» TO DO: Reproduce verbatim the part of the records that opens with the line containing "384, 674, 394]" and closes with the line containing "second-course: ABADEJO AL", including both of those lines.
:: WORKING DATA
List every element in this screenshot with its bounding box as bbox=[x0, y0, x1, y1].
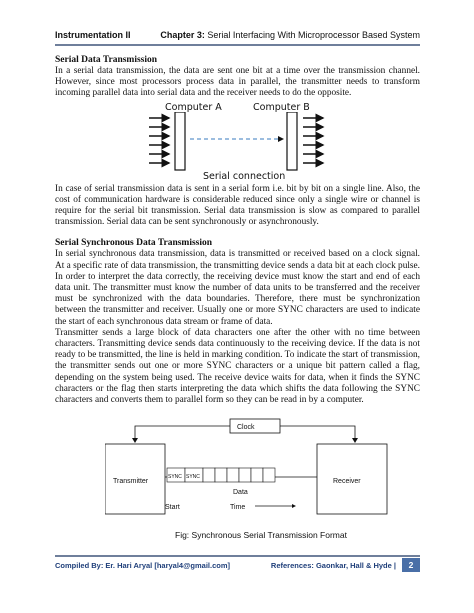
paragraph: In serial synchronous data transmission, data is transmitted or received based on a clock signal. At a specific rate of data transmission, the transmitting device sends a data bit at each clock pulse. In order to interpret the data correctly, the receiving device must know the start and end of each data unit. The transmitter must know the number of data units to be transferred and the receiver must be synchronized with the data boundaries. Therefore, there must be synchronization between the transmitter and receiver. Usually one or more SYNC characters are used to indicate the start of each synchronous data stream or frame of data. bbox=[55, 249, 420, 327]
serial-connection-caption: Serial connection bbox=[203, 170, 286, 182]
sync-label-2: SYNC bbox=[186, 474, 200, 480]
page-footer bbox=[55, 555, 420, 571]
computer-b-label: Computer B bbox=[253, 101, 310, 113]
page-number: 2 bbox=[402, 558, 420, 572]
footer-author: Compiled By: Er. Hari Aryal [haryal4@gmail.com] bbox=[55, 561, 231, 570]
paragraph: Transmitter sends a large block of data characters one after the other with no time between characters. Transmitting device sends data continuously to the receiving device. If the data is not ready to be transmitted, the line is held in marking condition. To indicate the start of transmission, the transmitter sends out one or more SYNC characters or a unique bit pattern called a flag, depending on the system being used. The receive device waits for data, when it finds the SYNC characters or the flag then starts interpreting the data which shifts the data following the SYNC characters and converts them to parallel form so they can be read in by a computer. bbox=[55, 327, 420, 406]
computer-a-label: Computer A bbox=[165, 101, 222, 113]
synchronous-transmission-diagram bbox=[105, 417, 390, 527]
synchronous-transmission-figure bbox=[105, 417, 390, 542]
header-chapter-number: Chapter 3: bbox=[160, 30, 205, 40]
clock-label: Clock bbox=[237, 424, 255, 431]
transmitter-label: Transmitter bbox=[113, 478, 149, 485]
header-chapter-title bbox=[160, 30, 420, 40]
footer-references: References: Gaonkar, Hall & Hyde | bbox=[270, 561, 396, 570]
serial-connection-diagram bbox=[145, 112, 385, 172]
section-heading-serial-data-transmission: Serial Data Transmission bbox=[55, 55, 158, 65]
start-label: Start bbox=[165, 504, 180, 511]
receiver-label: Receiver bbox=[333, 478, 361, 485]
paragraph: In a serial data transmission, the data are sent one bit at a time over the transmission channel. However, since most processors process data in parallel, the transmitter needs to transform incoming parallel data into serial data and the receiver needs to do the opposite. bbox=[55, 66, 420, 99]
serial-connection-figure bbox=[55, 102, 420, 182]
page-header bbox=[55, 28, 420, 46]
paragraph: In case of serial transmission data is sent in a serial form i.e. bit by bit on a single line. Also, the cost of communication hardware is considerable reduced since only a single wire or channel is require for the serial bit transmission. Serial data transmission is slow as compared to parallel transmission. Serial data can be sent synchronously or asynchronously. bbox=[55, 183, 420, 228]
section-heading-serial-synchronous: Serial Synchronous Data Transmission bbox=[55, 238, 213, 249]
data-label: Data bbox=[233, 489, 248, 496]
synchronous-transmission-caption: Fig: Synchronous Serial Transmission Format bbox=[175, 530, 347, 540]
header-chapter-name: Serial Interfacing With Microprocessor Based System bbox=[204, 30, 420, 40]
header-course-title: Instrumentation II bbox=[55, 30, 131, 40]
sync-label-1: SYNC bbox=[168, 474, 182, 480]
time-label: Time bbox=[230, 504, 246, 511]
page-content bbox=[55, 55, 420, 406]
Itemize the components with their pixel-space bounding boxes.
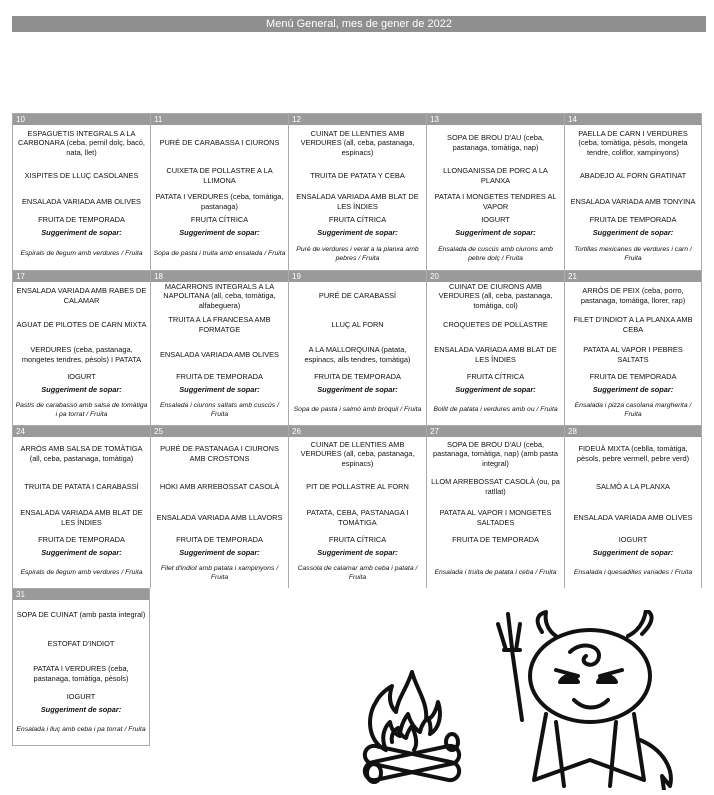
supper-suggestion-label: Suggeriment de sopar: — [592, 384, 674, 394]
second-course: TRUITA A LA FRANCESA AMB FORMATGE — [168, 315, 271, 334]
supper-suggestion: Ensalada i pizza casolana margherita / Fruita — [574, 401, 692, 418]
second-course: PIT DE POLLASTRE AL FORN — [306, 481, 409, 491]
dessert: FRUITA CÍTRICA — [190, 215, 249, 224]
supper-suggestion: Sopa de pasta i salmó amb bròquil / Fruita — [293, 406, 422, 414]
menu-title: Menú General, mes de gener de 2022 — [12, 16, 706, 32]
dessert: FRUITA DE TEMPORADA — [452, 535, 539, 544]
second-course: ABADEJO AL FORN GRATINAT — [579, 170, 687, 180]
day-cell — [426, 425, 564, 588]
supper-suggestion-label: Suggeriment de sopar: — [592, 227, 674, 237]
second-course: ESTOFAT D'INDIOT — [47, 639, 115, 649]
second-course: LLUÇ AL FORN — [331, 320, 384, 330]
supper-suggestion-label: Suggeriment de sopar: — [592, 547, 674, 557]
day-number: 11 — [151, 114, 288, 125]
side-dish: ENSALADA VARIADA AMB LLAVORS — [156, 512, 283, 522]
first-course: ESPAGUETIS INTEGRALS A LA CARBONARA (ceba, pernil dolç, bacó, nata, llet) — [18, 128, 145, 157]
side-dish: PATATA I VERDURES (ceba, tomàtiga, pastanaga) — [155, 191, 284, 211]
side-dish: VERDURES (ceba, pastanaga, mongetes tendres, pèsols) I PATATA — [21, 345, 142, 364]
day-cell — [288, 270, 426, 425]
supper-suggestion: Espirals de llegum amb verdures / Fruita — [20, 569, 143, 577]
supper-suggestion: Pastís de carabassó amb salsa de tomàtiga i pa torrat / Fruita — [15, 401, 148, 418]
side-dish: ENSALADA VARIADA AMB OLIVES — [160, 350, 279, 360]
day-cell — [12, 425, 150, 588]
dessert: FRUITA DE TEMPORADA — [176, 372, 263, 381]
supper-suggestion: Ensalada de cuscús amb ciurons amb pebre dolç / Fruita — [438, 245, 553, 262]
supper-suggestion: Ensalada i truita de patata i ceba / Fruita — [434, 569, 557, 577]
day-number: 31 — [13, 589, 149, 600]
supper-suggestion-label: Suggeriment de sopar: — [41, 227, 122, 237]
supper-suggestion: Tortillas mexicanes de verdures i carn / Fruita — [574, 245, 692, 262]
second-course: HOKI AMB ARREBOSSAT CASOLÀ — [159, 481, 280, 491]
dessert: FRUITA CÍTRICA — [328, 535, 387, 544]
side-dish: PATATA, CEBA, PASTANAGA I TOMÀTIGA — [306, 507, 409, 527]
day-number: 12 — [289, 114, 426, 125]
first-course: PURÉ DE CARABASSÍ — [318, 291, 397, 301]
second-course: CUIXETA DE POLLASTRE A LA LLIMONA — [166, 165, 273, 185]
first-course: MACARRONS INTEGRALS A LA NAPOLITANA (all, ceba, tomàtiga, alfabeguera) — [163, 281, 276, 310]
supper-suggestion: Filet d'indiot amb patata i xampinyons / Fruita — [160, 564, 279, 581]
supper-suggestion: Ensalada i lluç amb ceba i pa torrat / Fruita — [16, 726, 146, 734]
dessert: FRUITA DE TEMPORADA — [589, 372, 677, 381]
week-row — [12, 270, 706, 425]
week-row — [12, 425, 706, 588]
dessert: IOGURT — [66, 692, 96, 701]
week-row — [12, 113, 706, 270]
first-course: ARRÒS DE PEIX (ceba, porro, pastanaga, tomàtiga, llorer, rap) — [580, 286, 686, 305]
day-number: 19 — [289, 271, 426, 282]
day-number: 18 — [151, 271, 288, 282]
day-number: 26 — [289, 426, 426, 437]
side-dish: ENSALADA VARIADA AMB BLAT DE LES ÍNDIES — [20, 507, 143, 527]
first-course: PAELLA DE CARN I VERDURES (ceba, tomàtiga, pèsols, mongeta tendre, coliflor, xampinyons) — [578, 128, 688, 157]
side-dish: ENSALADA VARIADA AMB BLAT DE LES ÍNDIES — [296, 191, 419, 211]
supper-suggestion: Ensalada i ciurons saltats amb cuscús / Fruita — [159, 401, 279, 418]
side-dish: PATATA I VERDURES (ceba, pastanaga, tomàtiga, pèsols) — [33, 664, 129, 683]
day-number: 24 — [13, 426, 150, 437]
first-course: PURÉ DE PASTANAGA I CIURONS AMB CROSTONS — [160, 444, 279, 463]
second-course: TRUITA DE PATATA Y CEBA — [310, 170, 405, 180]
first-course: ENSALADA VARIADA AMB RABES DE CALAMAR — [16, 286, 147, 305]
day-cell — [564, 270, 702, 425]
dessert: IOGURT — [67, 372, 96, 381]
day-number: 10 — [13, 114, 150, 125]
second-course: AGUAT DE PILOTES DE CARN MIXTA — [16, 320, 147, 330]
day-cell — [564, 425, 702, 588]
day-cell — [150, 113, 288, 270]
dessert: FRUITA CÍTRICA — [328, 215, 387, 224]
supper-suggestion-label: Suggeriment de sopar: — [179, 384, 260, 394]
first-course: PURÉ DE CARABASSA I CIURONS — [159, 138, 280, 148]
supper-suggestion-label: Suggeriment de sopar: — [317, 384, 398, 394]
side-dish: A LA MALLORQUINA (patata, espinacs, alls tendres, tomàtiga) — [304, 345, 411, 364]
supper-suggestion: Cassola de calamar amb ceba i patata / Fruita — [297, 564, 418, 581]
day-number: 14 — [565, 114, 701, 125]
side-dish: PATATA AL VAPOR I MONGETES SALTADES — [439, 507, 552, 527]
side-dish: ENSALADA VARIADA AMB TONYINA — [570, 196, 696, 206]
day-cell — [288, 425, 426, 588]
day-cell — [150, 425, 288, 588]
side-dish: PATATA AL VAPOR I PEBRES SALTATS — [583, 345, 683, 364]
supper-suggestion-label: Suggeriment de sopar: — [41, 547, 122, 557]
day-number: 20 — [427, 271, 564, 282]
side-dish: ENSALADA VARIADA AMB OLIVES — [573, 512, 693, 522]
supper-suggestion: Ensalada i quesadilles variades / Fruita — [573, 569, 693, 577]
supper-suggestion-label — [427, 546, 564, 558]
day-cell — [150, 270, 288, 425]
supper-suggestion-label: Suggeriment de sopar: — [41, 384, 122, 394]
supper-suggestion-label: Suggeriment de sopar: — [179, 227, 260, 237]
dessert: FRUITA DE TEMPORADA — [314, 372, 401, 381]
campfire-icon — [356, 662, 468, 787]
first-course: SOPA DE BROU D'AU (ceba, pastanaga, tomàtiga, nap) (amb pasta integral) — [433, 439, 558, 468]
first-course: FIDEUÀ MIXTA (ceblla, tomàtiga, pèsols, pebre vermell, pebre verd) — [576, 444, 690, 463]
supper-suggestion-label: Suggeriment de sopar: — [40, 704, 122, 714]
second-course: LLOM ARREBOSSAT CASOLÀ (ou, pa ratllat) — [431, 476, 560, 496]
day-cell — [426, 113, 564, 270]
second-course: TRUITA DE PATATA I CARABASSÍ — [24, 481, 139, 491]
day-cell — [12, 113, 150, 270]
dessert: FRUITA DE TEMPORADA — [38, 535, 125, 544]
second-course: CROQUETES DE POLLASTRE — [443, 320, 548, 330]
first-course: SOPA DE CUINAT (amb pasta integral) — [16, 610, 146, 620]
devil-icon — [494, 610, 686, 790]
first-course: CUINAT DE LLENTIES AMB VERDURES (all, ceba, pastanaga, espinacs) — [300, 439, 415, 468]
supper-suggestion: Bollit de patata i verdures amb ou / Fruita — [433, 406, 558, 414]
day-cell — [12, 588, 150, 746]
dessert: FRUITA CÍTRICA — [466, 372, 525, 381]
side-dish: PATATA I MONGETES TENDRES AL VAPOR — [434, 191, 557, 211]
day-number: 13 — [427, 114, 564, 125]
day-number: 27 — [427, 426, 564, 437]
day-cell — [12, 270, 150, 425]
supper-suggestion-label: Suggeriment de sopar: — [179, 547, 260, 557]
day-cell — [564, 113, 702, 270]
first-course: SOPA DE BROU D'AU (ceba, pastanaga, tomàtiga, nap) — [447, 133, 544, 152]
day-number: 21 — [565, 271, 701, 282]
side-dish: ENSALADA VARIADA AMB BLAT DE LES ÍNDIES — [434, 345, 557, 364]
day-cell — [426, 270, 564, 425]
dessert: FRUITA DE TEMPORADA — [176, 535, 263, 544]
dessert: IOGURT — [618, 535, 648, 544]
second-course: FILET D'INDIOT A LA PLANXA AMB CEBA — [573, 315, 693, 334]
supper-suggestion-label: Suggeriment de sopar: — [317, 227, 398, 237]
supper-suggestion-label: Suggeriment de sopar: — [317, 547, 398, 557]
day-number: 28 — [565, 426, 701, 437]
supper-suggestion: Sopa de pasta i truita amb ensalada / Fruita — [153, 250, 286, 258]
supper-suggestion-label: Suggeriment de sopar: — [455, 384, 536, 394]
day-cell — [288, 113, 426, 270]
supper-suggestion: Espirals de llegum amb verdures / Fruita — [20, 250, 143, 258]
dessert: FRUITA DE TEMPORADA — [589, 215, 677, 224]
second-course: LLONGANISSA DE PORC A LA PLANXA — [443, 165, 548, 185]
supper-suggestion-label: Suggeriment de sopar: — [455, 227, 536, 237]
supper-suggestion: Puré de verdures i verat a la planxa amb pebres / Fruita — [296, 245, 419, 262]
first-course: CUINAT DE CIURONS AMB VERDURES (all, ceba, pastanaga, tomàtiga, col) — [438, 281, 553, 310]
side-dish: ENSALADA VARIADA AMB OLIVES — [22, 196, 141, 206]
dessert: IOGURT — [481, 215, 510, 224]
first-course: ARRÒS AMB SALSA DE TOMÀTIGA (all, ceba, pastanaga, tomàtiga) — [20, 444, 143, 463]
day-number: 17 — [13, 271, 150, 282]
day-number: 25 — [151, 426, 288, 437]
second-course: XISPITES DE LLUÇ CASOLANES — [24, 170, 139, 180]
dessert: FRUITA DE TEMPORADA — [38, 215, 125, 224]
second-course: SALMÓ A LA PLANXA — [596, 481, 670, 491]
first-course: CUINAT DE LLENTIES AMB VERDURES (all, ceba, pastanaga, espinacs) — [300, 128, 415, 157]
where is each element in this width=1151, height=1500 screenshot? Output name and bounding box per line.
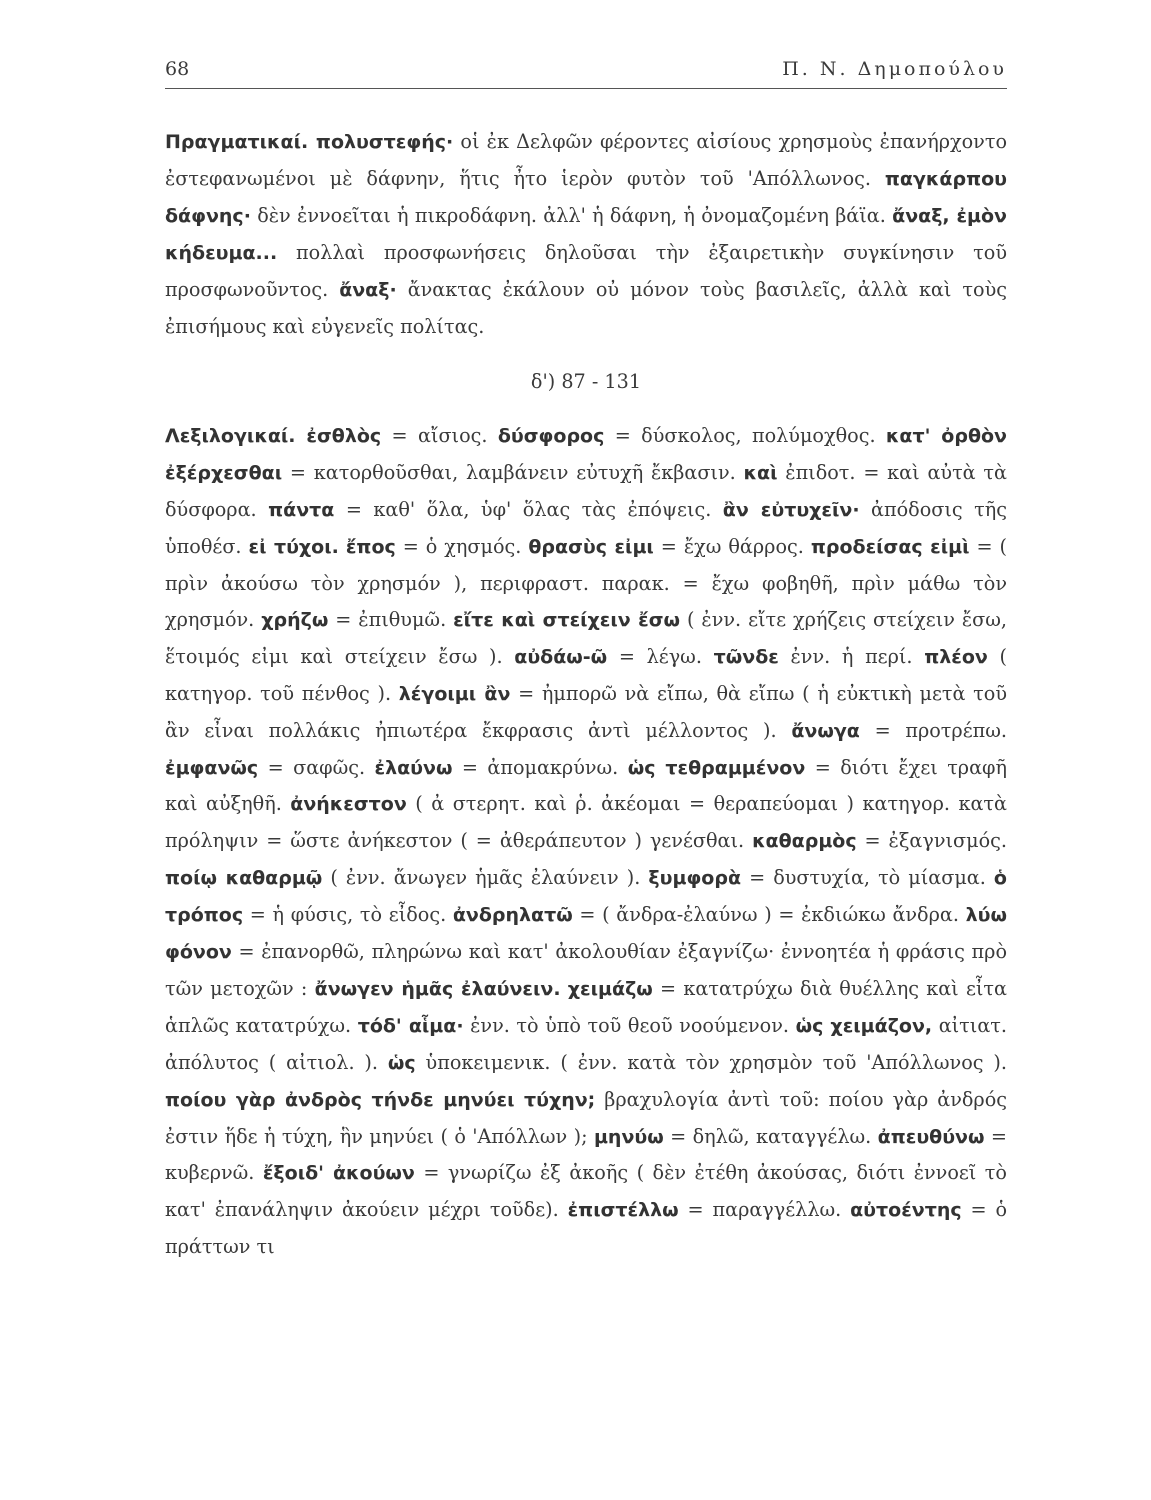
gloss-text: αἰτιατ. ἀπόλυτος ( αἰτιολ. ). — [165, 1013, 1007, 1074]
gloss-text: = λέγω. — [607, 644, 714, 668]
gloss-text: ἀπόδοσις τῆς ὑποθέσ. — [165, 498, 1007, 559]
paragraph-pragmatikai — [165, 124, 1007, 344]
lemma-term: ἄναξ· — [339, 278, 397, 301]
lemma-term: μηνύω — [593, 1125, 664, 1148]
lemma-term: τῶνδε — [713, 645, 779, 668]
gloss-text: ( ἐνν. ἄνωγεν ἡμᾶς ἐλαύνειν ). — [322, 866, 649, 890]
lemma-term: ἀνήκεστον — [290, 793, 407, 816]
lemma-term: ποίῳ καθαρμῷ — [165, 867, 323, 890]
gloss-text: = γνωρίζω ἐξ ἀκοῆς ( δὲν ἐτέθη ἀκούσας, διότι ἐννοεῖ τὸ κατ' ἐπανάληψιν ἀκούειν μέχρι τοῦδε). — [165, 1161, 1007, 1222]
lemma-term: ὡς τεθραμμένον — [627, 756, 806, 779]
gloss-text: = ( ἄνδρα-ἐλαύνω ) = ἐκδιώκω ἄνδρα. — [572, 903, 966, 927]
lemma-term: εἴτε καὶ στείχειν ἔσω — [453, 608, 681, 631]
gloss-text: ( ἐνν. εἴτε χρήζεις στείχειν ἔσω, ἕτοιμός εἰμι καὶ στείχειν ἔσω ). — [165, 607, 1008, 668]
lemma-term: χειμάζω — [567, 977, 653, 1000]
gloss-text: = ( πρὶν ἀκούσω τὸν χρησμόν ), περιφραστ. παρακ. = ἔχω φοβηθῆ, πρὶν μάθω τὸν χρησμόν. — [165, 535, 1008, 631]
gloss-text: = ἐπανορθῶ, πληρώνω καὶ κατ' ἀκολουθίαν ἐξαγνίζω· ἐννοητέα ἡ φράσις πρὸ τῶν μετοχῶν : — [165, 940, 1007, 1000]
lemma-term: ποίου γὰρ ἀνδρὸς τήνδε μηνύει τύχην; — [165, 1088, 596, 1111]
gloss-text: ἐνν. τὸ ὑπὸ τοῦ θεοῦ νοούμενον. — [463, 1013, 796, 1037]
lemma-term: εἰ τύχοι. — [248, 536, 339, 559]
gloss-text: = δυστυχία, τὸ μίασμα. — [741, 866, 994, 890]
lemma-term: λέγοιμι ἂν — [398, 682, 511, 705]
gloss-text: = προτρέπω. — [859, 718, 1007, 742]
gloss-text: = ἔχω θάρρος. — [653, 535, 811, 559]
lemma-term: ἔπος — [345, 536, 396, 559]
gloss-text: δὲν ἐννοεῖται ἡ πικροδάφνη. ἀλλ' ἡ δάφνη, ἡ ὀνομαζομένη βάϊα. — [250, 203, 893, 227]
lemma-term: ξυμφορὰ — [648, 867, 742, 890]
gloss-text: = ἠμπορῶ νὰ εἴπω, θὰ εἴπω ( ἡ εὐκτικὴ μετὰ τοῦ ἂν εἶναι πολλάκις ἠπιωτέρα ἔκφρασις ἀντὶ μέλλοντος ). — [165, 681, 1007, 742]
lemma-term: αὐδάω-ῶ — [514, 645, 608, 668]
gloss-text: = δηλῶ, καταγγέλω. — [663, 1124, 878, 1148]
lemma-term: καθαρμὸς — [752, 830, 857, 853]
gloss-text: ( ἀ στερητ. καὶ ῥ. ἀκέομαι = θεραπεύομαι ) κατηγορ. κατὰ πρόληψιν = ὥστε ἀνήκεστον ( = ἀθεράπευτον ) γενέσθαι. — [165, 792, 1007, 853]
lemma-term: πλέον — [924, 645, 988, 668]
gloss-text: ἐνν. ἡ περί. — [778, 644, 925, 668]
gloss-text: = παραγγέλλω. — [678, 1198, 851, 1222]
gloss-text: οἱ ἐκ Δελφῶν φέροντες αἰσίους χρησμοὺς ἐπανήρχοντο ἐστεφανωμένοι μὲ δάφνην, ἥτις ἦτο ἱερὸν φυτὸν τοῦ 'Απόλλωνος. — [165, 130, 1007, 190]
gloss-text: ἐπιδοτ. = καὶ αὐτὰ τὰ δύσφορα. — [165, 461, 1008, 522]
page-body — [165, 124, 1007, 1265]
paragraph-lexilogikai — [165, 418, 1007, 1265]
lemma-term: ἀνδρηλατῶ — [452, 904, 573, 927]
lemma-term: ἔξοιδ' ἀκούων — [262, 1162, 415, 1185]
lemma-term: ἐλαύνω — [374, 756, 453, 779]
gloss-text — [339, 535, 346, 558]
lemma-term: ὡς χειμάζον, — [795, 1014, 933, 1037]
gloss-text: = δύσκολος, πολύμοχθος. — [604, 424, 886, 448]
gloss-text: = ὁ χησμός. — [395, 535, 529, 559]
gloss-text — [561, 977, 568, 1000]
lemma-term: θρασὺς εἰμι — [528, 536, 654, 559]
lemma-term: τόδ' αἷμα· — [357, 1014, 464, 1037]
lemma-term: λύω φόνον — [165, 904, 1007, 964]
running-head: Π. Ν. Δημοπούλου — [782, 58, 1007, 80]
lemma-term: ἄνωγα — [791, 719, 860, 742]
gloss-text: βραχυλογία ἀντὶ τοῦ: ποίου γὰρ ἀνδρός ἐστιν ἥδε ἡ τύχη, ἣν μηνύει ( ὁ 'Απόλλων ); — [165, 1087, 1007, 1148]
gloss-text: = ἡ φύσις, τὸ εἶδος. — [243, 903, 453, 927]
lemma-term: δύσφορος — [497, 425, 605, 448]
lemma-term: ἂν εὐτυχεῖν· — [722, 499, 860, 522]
::::
» RESPONSE FOR THIS EXERCISE:
supper-suggestion-label: Suggeriment de sopar: — [592, 384, 674, 394]
second-course: TRUITA A LA FRANCESA AMB FORMATGE — [168, 315, 271, 334]
supper-suggestion: Ensalada i pizza casolana margherita / Fruita — [574, 401, 692, 418]
second-course: PIT DE POLLASTRE AL FORN — [306, 481, 409, 491]
dessert: FRUITA CÍTRICA — [190, 215, 249, 224]
supper-suggestion: Sopa de pasta i salmó amb bròquil / Fruita — [293, 406, 422, 414]
menu-title: Menú General, mes de gener de 2022 — [12, 16, 706, 32]
dessert: FRUITA DE TEMPORADA — [452, 535, 539, 544]
second-course: ABADEJO AL FORN GRATINAT — [579, 170, 687, 180]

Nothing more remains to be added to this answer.